## Directions
Write out only the lines running from the one that contains "What's the underlying" to the end of the material, both ends included.

━━━━━ Given information

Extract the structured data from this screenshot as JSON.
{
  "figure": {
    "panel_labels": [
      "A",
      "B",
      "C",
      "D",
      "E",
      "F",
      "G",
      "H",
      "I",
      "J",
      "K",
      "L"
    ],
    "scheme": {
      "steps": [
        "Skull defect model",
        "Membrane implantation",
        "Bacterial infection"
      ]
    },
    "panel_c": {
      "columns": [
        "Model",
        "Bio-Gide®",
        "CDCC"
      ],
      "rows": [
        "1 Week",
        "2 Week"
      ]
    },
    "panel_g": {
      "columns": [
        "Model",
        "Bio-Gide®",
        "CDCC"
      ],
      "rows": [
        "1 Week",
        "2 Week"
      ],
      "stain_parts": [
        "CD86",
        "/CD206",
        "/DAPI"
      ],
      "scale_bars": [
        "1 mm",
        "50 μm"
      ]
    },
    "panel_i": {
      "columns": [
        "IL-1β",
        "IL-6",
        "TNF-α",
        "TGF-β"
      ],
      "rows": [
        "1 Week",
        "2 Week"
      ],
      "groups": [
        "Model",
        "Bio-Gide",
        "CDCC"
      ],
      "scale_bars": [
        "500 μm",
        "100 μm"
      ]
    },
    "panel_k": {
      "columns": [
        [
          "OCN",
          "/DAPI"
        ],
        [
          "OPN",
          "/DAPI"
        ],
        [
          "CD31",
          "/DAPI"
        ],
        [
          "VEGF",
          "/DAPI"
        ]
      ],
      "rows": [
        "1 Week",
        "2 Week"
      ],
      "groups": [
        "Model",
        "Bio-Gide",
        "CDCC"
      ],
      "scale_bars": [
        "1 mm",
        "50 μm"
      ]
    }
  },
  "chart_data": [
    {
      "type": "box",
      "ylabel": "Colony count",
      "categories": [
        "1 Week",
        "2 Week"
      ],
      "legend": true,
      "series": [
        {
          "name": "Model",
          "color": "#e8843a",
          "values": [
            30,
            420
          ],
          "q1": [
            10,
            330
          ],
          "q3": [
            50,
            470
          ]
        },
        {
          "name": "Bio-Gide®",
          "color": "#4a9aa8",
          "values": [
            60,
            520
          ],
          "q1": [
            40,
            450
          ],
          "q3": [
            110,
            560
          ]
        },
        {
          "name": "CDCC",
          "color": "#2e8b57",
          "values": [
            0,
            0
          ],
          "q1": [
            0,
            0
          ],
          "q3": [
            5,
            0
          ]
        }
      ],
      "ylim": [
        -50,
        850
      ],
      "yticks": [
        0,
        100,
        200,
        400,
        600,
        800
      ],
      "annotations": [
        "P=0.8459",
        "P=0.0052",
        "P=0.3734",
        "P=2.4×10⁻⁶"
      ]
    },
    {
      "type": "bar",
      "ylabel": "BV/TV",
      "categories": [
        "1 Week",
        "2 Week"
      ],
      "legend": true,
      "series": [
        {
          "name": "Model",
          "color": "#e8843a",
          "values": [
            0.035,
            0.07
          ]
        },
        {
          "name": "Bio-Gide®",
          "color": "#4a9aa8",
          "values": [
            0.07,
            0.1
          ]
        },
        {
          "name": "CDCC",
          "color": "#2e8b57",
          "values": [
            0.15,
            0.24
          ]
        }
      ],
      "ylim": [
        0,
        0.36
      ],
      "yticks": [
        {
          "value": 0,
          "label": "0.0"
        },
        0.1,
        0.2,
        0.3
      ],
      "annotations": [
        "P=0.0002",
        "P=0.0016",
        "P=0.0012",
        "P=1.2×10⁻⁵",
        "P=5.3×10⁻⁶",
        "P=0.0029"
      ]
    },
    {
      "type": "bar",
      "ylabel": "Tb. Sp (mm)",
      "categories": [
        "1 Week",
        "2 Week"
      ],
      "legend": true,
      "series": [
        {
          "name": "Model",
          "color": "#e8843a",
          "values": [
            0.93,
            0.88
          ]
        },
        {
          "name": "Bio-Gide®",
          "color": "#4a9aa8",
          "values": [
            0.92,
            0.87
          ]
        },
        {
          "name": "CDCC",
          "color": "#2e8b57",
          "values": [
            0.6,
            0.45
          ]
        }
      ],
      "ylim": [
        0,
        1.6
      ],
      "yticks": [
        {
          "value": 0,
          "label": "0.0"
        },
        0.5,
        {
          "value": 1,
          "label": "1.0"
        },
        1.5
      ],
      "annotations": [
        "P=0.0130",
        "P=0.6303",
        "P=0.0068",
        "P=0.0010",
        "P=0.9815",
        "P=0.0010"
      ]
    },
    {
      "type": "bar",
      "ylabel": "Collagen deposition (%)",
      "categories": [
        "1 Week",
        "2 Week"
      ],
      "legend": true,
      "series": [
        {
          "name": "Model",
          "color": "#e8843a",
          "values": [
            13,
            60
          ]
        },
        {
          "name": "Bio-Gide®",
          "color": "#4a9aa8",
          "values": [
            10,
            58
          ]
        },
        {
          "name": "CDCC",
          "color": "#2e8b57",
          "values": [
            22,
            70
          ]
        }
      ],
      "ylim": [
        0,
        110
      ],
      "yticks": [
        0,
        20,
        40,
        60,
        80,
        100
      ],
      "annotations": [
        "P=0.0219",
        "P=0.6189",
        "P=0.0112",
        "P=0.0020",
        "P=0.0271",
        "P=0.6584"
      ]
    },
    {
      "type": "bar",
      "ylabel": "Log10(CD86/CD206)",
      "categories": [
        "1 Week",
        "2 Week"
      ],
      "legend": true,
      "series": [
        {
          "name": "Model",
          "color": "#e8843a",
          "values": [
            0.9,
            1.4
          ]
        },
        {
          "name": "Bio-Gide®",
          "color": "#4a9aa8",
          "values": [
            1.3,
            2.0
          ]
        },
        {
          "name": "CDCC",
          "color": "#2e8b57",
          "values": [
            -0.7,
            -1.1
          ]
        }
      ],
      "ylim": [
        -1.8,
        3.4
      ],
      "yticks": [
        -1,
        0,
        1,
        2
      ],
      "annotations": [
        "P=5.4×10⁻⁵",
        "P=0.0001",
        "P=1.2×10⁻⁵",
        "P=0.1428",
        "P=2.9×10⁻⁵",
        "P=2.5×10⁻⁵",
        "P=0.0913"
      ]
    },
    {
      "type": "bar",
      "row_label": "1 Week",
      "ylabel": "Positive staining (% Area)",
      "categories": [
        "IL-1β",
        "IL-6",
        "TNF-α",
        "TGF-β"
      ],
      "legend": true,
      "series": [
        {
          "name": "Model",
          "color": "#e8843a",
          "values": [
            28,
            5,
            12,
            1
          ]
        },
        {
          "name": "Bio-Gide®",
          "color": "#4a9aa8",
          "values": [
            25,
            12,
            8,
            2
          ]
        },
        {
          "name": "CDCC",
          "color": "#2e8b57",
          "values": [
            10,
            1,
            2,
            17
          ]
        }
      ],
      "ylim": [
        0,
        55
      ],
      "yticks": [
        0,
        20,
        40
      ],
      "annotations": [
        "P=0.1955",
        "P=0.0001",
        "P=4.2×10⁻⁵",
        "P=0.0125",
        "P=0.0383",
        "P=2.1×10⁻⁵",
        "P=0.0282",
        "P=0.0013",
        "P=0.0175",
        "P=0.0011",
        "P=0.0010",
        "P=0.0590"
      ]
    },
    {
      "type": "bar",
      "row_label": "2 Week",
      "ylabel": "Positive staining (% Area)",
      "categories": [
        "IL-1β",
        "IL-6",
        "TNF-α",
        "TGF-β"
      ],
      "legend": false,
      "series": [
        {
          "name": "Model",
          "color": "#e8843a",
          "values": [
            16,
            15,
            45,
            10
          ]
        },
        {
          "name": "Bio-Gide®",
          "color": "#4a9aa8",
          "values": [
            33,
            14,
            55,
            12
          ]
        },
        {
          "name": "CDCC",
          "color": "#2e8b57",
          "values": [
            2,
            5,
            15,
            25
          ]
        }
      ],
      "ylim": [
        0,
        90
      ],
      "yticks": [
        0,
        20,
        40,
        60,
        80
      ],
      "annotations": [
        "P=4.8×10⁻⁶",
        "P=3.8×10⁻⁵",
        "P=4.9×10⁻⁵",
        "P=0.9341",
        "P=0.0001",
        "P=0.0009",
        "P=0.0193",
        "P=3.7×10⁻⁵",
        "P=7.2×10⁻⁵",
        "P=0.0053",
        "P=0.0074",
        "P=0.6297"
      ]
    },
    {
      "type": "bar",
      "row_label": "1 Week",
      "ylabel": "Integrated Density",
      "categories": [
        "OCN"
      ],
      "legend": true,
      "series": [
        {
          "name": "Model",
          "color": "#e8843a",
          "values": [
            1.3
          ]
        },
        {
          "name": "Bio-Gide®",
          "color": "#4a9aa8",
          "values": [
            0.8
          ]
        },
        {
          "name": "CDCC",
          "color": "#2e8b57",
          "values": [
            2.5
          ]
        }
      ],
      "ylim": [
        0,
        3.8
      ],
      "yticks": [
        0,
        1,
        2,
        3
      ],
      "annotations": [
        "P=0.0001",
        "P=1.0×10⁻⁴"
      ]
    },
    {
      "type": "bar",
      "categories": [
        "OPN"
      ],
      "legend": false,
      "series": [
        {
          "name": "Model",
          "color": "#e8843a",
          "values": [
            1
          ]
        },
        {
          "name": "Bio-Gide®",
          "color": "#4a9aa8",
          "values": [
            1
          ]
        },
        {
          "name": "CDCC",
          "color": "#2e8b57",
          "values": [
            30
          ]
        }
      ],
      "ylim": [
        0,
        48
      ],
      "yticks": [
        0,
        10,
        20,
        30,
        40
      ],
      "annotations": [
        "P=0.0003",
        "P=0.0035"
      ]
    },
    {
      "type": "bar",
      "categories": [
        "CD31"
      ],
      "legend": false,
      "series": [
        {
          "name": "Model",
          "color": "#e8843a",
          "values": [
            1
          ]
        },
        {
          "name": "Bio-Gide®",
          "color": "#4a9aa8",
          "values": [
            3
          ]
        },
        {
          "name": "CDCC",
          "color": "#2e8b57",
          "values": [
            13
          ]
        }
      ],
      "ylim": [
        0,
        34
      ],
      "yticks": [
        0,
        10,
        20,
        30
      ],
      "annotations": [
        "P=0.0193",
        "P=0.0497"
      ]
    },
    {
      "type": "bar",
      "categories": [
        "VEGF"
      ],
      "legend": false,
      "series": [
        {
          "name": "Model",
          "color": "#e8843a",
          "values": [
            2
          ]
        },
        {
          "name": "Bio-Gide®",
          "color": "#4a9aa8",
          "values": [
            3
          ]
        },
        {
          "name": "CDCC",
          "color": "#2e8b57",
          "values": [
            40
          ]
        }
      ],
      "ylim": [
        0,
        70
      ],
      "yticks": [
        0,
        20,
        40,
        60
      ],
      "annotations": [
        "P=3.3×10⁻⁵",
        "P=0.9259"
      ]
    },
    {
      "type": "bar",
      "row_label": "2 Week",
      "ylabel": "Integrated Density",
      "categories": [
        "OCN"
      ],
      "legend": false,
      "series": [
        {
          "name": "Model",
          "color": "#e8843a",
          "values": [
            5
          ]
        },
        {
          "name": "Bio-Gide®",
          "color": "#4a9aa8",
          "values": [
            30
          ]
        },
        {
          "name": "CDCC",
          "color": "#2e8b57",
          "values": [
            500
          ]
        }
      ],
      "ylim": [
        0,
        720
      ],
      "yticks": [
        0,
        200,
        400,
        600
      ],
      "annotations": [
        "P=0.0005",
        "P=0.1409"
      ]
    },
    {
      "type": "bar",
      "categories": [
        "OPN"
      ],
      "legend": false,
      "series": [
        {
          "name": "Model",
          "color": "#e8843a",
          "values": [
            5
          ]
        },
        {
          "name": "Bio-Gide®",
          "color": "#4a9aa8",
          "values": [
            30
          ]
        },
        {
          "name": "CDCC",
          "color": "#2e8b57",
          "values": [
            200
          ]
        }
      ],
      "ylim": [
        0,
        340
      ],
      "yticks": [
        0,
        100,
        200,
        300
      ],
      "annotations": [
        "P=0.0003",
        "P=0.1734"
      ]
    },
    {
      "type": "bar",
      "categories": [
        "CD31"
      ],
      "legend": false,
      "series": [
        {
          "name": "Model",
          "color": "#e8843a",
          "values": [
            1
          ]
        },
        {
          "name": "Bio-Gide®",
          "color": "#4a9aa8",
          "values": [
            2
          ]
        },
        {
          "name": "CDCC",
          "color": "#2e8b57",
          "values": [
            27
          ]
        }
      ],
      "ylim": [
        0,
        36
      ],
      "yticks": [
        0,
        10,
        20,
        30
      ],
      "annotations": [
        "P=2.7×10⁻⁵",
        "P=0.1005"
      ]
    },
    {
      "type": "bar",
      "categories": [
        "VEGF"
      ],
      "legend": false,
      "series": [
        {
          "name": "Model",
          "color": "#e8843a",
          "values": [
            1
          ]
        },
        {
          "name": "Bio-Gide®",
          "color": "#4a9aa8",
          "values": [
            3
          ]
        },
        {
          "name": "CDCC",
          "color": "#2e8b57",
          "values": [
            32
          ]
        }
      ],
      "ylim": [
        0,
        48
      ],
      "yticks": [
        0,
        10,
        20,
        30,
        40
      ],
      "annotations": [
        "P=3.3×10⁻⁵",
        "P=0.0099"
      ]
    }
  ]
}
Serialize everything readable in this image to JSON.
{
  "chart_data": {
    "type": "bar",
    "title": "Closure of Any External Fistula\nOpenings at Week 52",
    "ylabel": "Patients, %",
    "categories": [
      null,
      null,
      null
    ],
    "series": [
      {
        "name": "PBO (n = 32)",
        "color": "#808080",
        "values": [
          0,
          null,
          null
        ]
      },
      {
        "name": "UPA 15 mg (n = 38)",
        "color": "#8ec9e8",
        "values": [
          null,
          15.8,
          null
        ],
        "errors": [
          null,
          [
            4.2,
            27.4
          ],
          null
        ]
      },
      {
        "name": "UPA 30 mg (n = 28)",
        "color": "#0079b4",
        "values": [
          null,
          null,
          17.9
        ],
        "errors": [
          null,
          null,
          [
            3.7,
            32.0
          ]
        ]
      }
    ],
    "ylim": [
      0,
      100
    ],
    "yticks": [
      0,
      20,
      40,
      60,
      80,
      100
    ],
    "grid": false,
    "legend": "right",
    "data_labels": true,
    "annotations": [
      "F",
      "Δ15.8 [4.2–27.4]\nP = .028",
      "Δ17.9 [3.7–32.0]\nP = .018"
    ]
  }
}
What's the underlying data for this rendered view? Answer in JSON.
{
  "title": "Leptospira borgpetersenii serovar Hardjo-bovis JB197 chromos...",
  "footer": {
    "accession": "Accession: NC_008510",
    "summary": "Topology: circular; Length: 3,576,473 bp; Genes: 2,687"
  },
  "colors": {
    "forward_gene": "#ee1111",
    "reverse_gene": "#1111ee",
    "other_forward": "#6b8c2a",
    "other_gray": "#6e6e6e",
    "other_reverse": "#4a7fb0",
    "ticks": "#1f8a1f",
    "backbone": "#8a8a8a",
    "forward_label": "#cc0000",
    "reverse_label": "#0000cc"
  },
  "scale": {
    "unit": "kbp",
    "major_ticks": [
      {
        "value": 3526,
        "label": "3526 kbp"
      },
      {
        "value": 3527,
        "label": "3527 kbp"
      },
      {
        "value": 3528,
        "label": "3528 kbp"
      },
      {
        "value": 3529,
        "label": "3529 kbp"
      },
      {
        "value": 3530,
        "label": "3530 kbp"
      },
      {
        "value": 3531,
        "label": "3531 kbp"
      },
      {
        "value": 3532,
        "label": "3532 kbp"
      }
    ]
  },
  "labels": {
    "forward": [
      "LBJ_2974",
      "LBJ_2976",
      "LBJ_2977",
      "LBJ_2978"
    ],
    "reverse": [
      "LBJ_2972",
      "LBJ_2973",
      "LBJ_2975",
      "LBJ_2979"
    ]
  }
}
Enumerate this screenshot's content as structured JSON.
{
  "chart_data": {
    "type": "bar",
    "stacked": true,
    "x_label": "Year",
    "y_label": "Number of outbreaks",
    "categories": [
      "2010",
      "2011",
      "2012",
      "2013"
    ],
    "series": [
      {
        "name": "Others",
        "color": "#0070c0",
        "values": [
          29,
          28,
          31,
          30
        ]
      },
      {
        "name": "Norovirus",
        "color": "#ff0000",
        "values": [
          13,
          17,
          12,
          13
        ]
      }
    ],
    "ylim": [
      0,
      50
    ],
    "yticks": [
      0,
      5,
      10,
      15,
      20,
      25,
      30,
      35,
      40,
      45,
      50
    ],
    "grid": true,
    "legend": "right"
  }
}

━━━━━━━━━━

## Output for this task
What's the underlying data for this rendered view? Answer in JSON.
{
  "title": "Leptospira borgpetersenii serovar Hardjo-bovis JB197 chromos...",
  "footer": {
    "accession": "Accession: NC_008510",
    "summary": "Topology: circular; Length: 3,576,473 bp; Genes: 2,687"
  },
  "colors": {
    "forward_gene": "#ee1111",
    "reverse_gene": "#1111ee",
    "other_forward": "#6b8c2a",
    "other_gray": "#6e6e6e",
    "other_reverse": "#4a7fb0",
    "ticks": "#1f8a1f",
    "backbone": "#8a8a8a",
    "forward_label": "#cc0000",
    "reverse_label": "#0000cc"
  },
  "scale": {
    "unit": "kbp",
    "major_ticks": [
      {
        "value": 3526,
        "label": "3526 kbp"
      },
      {
        "value": 3527,
        "label": "3527 kbp"
      },
      {
        "value": 3528,
        "label": "3528 kbp"
      },
      {
        "value": 3529,
        "label": "3529 kbp"
      },
      {
        "value": 3530,
        "label": "3530 kbp"
      },
      {
        "value": 3531,
        "label": "3531 kbp"
      },
      {
        "value": 3532,
        "label": "3532 kbp"
      }
    ]
  },
  "labels": {
    "forward": [
      "LBJ_2974",
      "LBJ_2976",
      "LBJ_2977",
      "LBJ_2978"
    ],
    "reverse": [
      "LBJ_2972",
      "LBJ_2973",
      "LBJ_2975",
      "LBJ_2979"
    ]
  }
}
Enumerate this screenshot's content as structured JSON.
{
  "chart_data": {
    "type": "bar",
    "stacked": true,
    "x_label": "Year",
    "y_label": "Number of outbreaks",
    "categories": [
      "2010",
      "2011",
      "2012",
      "2013"
    ],
    "series": [
      {
        "name": "Others",
        "color": "#0070c0",
        "values": [
          29,
          28,
          31,
          30
        ]
      },
      {
        "name": "Norovirus",
        "color": "#ff0000",
        "values": [
          13,
          17,
          12,
          13
        ]
      }
    ],
    "ylim": [
      0,
      50
    ],
    "yticks": [
      0,
      5,
      10,
      15,
      20,
      25,
      30,
      35,
      40,
      45,
      50
    ],
    "grid": true,
    "legend": "right"
  }
}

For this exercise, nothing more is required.